§ Given exercise
Give the number of lines that include the word "from", nothing more.

§ Material for the task
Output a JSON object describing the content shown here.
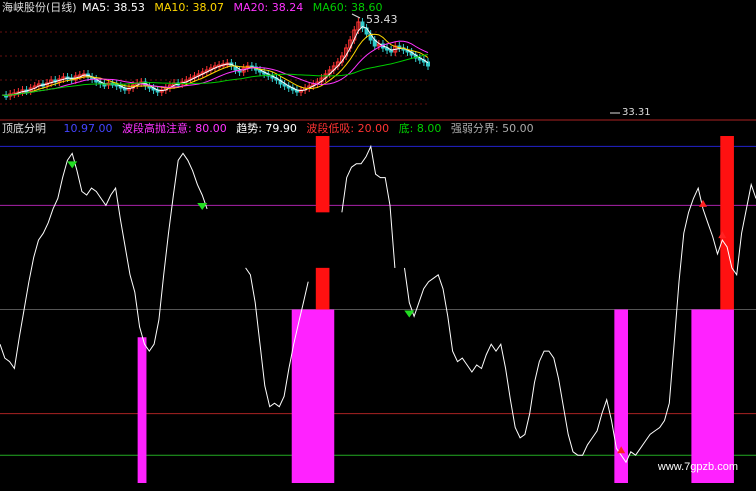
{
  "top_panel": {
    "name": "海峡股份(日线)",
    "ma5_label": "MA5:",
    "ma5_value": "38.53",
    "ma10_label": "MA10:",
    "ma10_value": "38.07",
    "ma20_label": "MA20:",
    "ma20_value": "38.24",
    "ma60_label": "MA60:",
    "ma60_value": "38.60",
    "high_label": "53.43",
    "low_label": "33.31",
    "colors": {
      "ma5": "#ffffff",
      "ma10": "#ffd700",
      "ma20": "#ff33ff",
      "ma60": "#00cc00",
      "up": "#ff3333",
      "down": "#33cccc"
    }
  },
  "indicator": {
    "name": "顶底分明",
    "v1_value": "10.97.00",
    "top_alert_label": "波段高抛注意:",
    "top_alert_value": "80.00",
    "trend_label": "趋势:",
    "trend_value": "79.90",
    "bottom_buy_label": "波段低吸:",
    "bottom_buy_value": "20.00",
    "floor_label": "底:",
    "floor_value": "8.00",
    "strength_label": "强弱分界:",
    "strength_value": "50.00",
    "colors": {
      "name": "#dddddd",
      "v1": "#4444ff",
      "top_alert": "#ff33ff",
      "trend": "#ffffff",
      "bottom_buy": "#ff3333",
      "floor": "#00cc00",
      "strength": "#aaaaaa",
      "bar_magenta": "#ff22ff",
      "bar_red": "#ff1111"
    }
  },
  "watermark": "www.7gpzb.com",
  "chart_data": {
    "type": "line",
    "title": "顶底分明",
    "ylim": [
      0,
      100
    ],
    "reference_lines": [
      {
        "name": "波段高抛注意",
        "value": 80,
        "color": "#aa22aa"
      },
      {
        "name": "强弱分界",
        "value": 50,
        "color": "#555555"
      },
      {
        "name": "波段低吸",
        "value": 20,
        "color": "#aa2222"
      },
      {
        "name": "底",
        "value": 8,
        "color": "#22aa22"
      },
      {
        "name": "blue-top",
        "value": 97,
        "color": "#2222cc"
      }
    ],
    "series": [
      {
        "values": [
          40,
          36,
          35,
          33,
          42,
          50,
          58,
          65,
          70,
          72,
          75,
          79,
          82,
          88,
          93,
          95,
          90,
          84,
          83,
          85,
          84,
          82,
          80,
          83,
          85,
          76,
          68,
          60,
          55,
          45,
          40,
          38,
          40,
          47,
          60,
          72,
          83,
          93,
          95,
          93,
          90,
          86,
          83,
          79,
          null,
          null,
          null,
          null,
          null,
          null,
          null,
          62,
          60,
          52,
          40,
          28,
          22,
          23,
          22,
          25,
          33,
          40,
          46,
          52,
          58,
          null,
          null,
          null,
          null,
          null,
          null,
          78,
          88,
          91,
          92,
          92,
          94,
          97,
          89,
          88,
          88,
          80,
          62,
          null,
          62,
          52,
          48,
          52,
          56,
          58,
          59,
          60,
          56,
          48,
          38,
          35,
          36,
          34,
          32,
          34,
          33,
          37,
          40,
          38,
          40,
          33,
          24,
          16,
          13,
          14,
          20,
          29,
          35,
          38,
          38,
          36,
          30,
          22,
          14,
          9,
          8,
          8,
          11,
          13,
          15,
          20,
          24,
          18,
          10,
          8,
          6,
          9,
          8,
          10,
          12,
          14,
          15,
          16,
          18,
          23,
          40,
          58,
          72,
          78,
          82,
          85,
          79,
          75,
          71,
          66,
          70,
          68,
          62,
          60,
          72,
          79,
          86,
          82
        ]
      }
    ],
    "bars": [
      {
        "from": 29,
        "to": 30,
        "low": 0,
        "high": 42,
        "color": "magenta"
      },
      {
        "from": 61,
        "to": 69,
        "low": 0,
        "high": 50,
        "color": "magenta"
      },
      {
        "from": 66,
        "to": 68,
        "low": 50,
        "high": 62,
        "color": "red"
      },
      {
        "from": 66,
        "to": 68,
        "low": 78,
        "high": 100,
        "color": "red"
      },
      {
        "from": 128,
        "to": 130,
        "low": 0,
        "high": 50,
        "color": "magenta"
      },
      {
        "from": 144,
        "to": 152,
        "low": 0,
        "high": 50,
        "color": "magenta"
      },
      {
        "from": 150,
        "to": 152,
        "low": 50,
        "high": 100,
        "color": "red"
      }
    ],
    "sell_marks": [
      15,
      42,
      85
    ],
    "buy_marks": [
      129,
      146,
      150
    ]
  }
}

§ Task response
7